# Problem to solve:
Reproduce the listing below word for word, with no pictures.

(Stored data)
....................

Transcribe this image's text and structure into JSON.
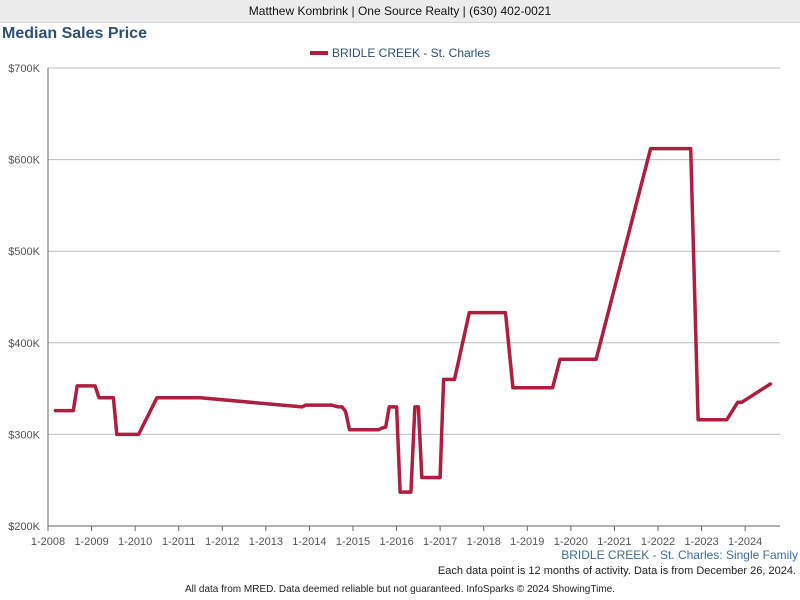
{
  "header": {
    "agent_line": "Matthew Kombrink | One Source Realty | (630) 402-0021"
  },
  "chart_title": "Median Sales Price",
  "legend": {
    "label": "BRIDLE CREEK - St. Charles"
  },
  "subtitle": "BRIDLE CREEK - St. Charles: Single Family",
  "note": "Each data point is 12 months of activity. Data is from December 26, 2024.",
  "footer": "All data from MRED. Data deemed reliable but not guaranteed. InfoSparks © 2024 ShowingTime.",
  "colors": {
    "series": "#ae1e3f",
    "grid": "#bdbdbd",
    "axis": "#666666"
  },
  "chart_data": {
    "type": "line",
    "title": "Median Sales Price",
    "xlabel": "",
    "ylabel": "",
    "xlim": [
      2008.0,
      2024.8
    ],
    "ylim": [
      200000,
      700000
    ],
    "y_ticks": [
      200000,
      300000,
      400000,
      500000,
      600000,
      700000
    ],
    "y_tick_labels": [
      "$200K",
      "$300K",
      "$400K",
      "$500K",
      "$600K",
      "$700K"
    ],
    "x_ticks": [
      2008,
      2009,
      2010,
      2011,
      2012,
      2013,
      2014,
      2015,
      2016,
      2017,
      2018,
      2019,
      2020,
      2021,
      2022,
      2023,
      2024
    ],
    "x_tick_labels": [
      "1-2008",
      "1-2009",
      "1-2010",
      "1-2011",
      "1-2012",
      "1-2013",
      "1-2014",
      "1-2015",
      "1-2016",
      "1-2017",
      "1-2018",
      "1-2019",
      "1-2020",
      "1-2021",
      "1-2022",
      "1-2023",
      "1-2024"
    ],
    "grid": true,
    "legend_position": "top-center",
    "series": [
      {
        "name": "BRIDLE CREEK - St. Charles",
        "color": "#ae1e3f",
        "x": [
          2008.17,
          2008.5,
          2008.58,
          2008.67,
          2009.08,
          2009.17,
          2009.5,
          2009.58,
          2010.08,
          2010.5,
          2011.5,
          2013.83,
          2013.92,
          2014.5,
          2014.67,
          2014.75,
          2014.83,
          2014.92,
          2015.5,
          2015.58,
          2015.67,
          2015.75,
          2015.83,
          2016.0,
          2016.08,
          2016.33,
          2016.42,
          2016.5,
          2016.58,
          2016.67,
          2017.0,
          2017.08,
          2017.33,
          2017.67,
          2018.5,
          2018.67,
          2019.58,
          2019.75,
          2020.58,
          2021.83,
          2022.75,
          2022.92,
          2023.5,
          2023.58,
          2023.83,
          2023.92,
          2024.58
        ],
        "values": [
          326000,
          326000,
          326000,
          353000,
          353000,
          340000,
          340000,
          300000,
          300000,
          340000,
          340000,
          330000,
          332000,
          332000,
          330000,
          330000,
          325000,
          305000,
          305000,
          305000,
          307000,
          308000,
          330000,
          330000,
          237000,
          237000,
          330000,
          330000,
          253000,
          253000,
          253000,
          360000,
          360000,
          433000,
          433000,
          351000,
          351000,
          382000,
          382000,
          612000,
          612000,
          316000,
          316000,
          316000,
          335000,
          335000,
          355000
        ]
      }
    ]
  }
}
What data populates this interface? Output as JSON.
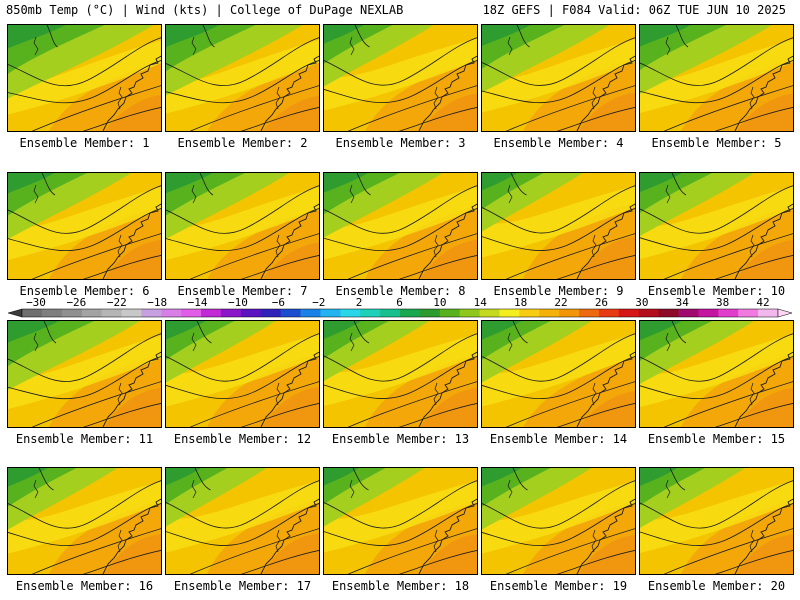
{
  "header": {
    "left": "850mb Temp (°C) | Wind (kts) | College of DuPage NEXLAB",
    "right": "18Z GEFS | F084 Valid: 06Z TUE JUN 10 2025"
  },
  "members": [
    {
      "label": "Ensemble Member: 1"
    },
    {
      "label": "Ensemble Member: 2"
    },
    {
      "label": "Ensemble Member: 3"
    },
    {
      "label": "Ensemble Member: 4"
    },
    {
      "label": "Ensemble Member: 5"
    },
    {
      "label": "Ensemble Member: 6"
    },
    {
      "label": "Ensemble Member: 7"
    },
    {
      "label": "Ensemble Member: 8"
    },
    {
      "label": "Ensemble Member: 9"
    },
    {
      "label": "Ensemble Member: 10"
    },
    {
      "label": "Ensemble Member: 11"
    },
    {
      "label": "Ensemble Member: 12"
    },
    {
      "label": "Ensemble Member: 13"
    },
    {
      "label": "Ensemble Member: 14"
    },
    {
      "label": "Ensemble Member: 15"
    },
    {
      "label": "Ensemble Member: 16"
    },
    {
      "label": "Ensemble Member: 17"
    },
    {
      "label": "Ensemble Member: 18"
    },
    {
      "label": "Ensemble Member: 19"
    },
    {
      "label": "Ensemble Member: 20"
    }
  ],
  "colorbar": {
    "labels": [
      "−30",
      "−26",
      "−22",
      "−18",
      "−14",
      "−10",
      "−6",
      "−2",
      "2",
      "6",
      "10",
      "14",
      "18",
      "22",
      "26",
      "30",
      "34",
      "38",
      "42"
    ],
    "colors": [
      "#6f6f6f",
      "#7f7f7f",
      "#8f8f8f",
      "#a3a3a3",
      "#b5b5b5",
      "#c8c8c8",
      "#c7a0e0",
      "#d77fe6",
      "#e15de8",
      "#c02bd6",
      "#8a17c9",
      "#5b14c2",
      "#2f22b8",
      "#1b4fd0",
      "#1a82e6",
      "#22b3f0",
      "#2ad6e8",
      "#20d0b8",
      "#18c090",
      "#19a850",
      "#2e9b2e",
      "#58b21e",
      "#8fc71d",
      "#c5da1e",
      "#f2ee20",
      "#f7cc13",
      "#f4b10a",
      "#f2950a",
      "#ee6a10",
      "#e83a14",
      "#d61616",
      "#b40d1e",
      "#8c0a28",
      "#a00a6e",
      "#c414a0",
      "#e23ccc",
      "#f07ae0",
      "#f2b8ee"
    ],
    "accent_low": "#3c3c3c",
    "accent_high": "#ffd6f4"
  },
  "map_colors": {
    "dark_green": "#2f9c2f",
    "mid_green": "#58b21e",
    "light_green": "#a4cf1f",
    "yellow_green": "#cfdd20",
    "yellow": "#f7e114",
    "gold": "#f4c400",
    "orange": "#f2a20a",
    "deep_orange": "#ee8a14",
    "contour": "#1a1a1a"
  }
}
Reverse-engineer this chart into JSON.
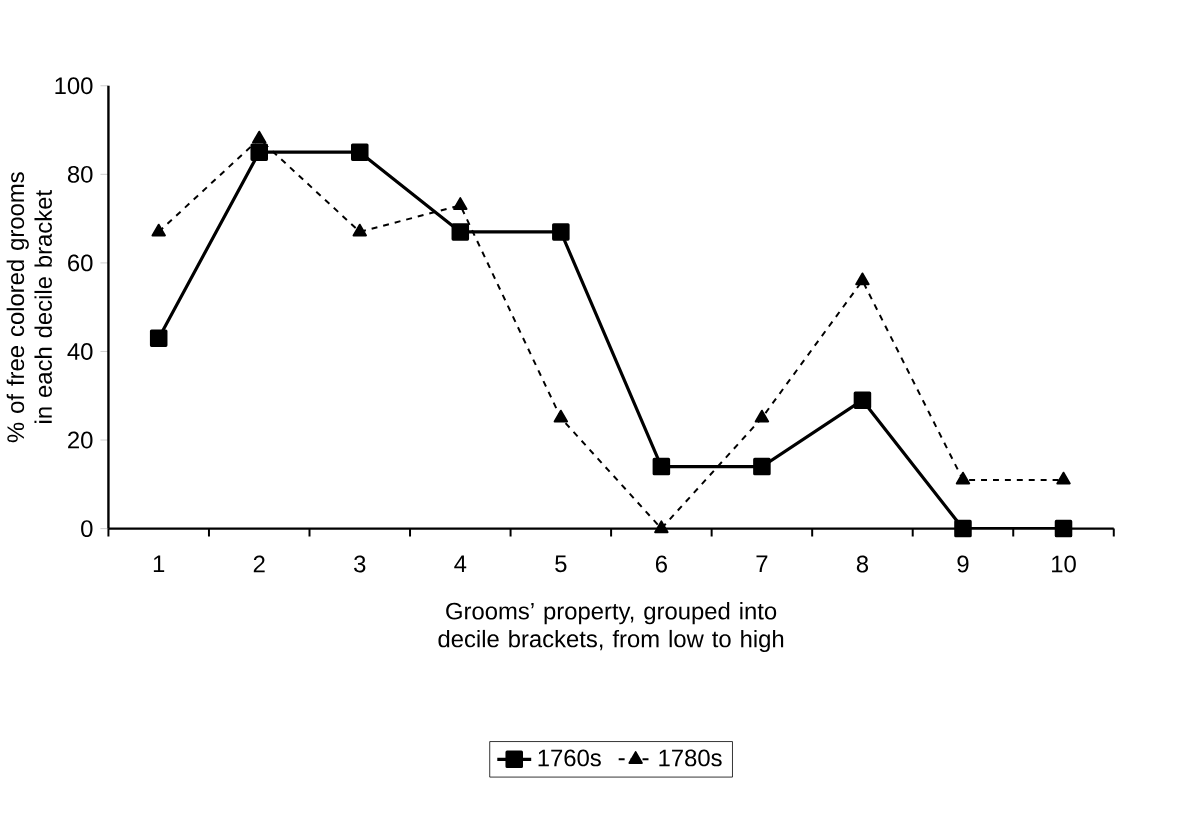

....................

# Right answer:
Transcribe this image's text and structure into JSON.
{
  "header": {
    "agent_line": "Matthew Kombrink | One Source Realty | (630) 402-0021"
  },
  "chart_title": "Median Sales Price",
  "legend": {
    "label": "BRIDLE CREEK - St. Charles"
  },
  "subtitle": "BRIDLE CREEK - St. Charles: Single Family",
  "note": "Each data point is 12 months of activity. Data is from December 26, 2024.",
  "footer": "All data from MRED. Data deemed reliable but not guaranteed. InfoSparks © 2024 ShowingTime.",
  "colors": {
    "series": "#ae1e3f",
    "grid": "#bdbdbd",
    "axis": "#666666"
  },
  "chart_data": {
    "type": "line",
    "title": "Median Sales Price",
    "xlabel": "",
    "ylabel": "",
    "xlim": [
      2008.0,
      2024.8
    ],
    "ylim": [
      200000,
      700000
    ],
    "y_ticks": [
      200000,
      300000,
      400000,
      500000,
      600000,
      700000
    ],
    "y_tick_labels": [
      "$200K",
      "$300K",
      "$400K",
      "$500K",
      "$600K",
      "$700K"
    ],
    "x_ticks": [
      2008,
      2009,
      2010,
      2011,
      2012,
      2013,
      2014,
      2015,
      2016,
      2017,
      2018,
      2019,
      2020,
      2021,
      2022,
      2023,
      2024
    ],
    "x_tick_labels": [
      "1-2008",
      "1-2009",
      "1-2010",
      "1-2011",
      "1-2012",
      "1-2013",
      "1-2014",
      "1-2015",
      "1-2016",
      "1-2017",
      "1-2018",
      "1-2019",
      "1-2020",
      "1-2021",
      "1-2022",
      "1-2023",
      "1-2024"
    ],
    "grid": true,
    "legend_position": "top-center",
    "series": [
      {
        "name": "BRIDLE CREEK - St. Charles",
        "color": "#ae1e3f",
        "x": [
          2008.17,
          2008.5,
          2008.58,
          2008.67,
          2009.08,
          2009.17,
          2009.5,
          2009.58,
          2010.08,
          2010.5,
          2011.5,
          2013.83,
          2013.92,
          2014.5,
          2014.67,
          2014.75,
          2014.83,
          2014.92,
          2015.5,
          2015.58,
          2015.67,
          2015.75,
          2015.83,
          2016.0,
          2016.08,
          2016.33,
          2016.42,
          2016.5,
          2016.58,
          2016.67,
          2017.0,
          2017.08,
          2017.33,
          2017.67,
          2018.5,
          2018.67,
          2019.58,
          2019.75,
          2020.58,
          2021.83,
          2022.75,
          2022.92,
          2023.5,
          2023.58,
          2023.83,
          2023.92,
          2024.58
        ],
        "values": [
          326000,
          326000,
          326000,
          353000,
          353000,
          340000,
          340000,
          300000,
          300000,
          340000,
          340000,
          330000,
          332000,
          332000,
          330000,
          330000,
          325000,
          305000,
          305000,
          305000,
          307000,
          308000,
          330000,
          330000,
          237000,
          237000,
          330000,
          330000,
          253000,
          253000,
          253000,
          360000,
          360000,
          433000,
          433000,
          351000,
          351000,
          382000,
          382000,
          612000,
          612000,
          316000,
          316000,
          316000,
          335000,
          335000,
          355000
        ]
      }
    ]
  }
}
What data populates this interface? Output as JSON.
{
  "header": {
    "left": "850mb Temp (°C) | Wind (kts) | College of DuPage NEXLAB",
    "right": "18Z GEFS | F084 Valid: 06Z TUE JUN 10 2025"
  },
  "members": [
    {
      "label": "Ensemble Member: 1"
    },
    {
      "label": "Ensemble Member: 2"
    },
    {
      "label": "Ensemble Member: 3"
    },
    {
      "label": "Ensemble Member: 4"
    },
    {
      "label": "Ensemble Member: 5"
    },
    {
      "label": "Ensemble Member: 6"
    },
    {
      "label": "Ensemble Member: 7"
    },
    {
      "label": "Ensemble Member: 8"
    },
    {
      "label": "Ensemble Member: 9"
    },
    {
      "label": "Ensemble Member: 10"
    },
    {
      "label": "Ensemble Member: 11"
    },
    {
      "label": "Ensemble Member: 12"
    },
    {
      "label": "Ensemble Member: 13"
    },
    {
      "label": "Ensemble Member: 14"
    },
    {
      "label": "Ensemble Member: 15"
    },
    {
      "label": "Ensemble Member: 16"
    },
    {
      "label": "Ensemble Member: 17"
    },
    {
      "label": "Ensemble Member: 18"
    },
    {
      "label": "Ensemble Member: 19"
    },
    {
      "label": "Ensemble Member: 20"
    }
  ],
  "colorbar": {
    "labels": [
      "−30",
      "−26",
      "−22",
      "−18",
      "−14",
      "−10",
      "−6",
      "−2",
      "2",
      "6",
      "10",
      "14",
      "18",
      "22",
      "26",
      "30",
      "34",
      "38",
      "42"
    ],
    "colors": [
      "#6f6f6f",
      "#7f7f7f",
      "#8f8f8f",
      "#a3a3a3",
      "#b5b5b5",
      "#c8c8c8",
      "#c7a0e0",
      "#d77fe6",
      "#e15de8",
      "#c02bd6",
      "#8a17c9",
      "#5b14c2",
      "#2f22b8",
      "#1b4fd0",
      "#1a82e6",
      "#22b3f0",
      "#2ad6e8",
      "#20d0b8",
      "#18c090",
      "#19a850",
      "#2e9b2e",
      "#58b21e",
      "#8fc71d",
      "#c5da1e",
      "#f2ee20",
      "#f7cc13",
      "#f4b10a",
      "#f2950a",
      "#ee6a10",
      "#e83a14",
      "#d61616",
      "#b40d1e",
      "#8c0a28",
      "#a00a6e",
      "#c414a0",
      "#e23ccc",
      "#f07ae0",
      "#f2b8ee"
    ],
    "accent_low": "#3c3c3c",
    "accent_high": "#ffd6f4"
  },
  "map_colors": {
    "dark_green": "#2f9c2f",
    "mid_green": "#58b21e",
    "light_green": "#a4cf1f",
    "yellow_green": "#cfdd20",
    "yellow": "#f7e114",
    "gold": "#f4c400",
    "orange": "#f2a20a",
    "deep_orange": "#ee8a14",
    "contour": "#1a1a1a"
  }
}
Reverse-engineer this chart into JSON.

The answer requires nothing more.